#### Records provided

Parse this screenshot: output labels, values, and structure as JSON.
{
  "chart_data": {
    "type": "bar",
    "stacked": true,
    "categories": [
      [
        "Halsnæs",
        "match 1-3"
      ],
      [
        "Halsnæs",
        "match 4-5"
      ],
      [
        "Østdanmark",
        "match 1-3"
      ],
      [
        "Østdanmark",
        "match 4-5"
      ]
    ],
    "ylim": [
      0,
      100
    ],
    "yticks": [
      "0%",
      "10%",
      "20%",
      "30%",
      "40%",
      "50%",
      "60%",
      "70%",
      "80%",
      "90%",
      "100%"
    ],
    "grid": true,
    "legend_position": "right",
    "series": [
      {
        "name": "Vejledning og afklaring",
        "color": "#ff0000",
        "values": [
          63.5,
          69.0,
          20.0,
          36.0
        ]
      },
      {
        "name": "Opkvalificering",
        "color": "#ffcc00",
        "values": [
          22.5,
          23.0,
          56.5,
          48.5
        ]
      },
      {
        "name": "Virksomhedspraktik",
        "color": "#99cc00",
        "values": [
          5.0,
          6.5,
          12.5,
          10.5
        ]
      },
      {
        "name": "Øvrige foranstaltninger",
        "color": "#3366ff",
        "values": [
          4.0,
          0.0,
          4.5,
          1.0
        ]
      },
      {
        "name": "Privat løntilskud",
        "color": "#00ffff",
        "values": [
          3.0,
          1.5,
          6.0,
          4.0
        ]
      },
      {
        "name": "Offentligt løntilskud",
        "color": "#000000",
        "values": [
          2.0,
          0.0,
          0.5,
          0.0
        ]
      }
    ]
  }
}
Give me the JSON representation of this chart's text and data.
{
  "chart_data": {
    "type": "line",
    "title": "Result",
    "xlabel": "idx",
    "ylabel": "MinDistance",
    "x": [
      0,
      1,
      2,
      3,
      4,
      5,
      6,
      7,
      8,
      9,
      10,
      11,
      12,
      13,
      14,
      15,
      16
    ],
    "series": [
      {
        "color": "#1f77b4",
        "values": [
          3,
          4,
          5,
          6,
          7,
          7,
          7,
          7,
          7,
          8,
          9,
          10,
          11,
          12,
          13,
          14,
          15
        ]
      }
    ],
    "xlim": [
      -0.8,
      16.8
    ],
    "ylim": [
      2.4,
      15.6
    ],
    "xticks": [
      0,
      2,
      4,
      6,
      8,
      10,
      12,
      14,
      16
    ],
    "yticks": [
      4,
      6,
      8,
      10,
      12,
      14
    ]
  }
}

########

_Written problem:_ Return every record, word for word.

_Written response:_
Parse this screenshot: output labels, values, and structure as JSON.
{
  "chart_data": {
    "type": "bar",
    "stacked": true,
    "categories": [
      [
        "Halsnæs",
        "match 1-3"
      ],
      [
        "Halsnæs",
        "match 4-5"
      ],
      [
        "Østdanmark",
        "match 1-3"
      ],
      [
        "Østdanmark",
        "match 4-5"
      ]
    ],
    "ylim": [
      0,
      100
    ],
    "yticks": [
      "0%",
      "10%",
      "20%",
      "30%",
      "40%",
      "50%",
      "60%",
      "70%",
      "80%",
      "90%",
      "100%"
    ],
    "grid": true,
    "legend_position": "right",
    "series": [
      {
        "name": "Vejledning og afklaring",
        "color": "#ff0000",
        "values": [
          63.5,
          69.0,
          20.0,
          36.0
        ]
      },
      {
        "name": "Opkvalificering",
        "color": "#ffcc00",
        "values": [
          22.5,
          23.0,
          56.5,
          48.5
        ]
      },
      {
        "name": "Virksomhedspraktik",
        "color": "#99cc00",
        "values": [
          5.0,
          6.5,
          12.5,
          10.5
        ]
      },
      {
        "name": "Øvrige foranstaltninger",
        "color": "#3366ff",
        "values": [
          4.0,
          0.0,
          4.5,
          1.0
        ]
      },
      {
        "name": "Privat løntilskud",
        "color": "#00ffff",
        "values": [
          3.0,
          1.5,
          6.0,
          4.0
        ]
      },
      {
        "name": "Offentligt løntilskud",
        "color": "#000000",
        "values": [
          2.0,
          0.0,
          0.5,
          0.0
        ]
      }
    ]
  }
}
Give me the JSON representation of this chart's text and data.
{
  "chart_data": {
    "type": "line",
    "title": "Result",
    "xlabel": "idx",
    "ylabel": "MinDistance",
    "x": [
      0,
      1,
      2,
      3,
      4,
      5,
      6,
      7,
      8,
      9,
      10,
      11,
      12,
      13,
      14,
      15,
      16
    ],
    "series": [
      {
        "color": "#1f77b4",
        "values": [
          3,
          4,
          5,
          6,
          7,
          7,
          7,
          7,
          7,
          8,
          9,
          10,
          11,
          12,
          13,
          14,
          15
        ]
      }
    ],
    "xlim": [
      -0.8,
      16.8
    ],
    "ylim": [
      2.4,
      15.6
    ],
    "xticks": [
      0,
      2,
      4,
      6,
      8,
      10,
      12,
      14,
      16
    ],
    "yticks": [
      4,
      6,
      8,
      10,
      12,
      14
    ]
  }
}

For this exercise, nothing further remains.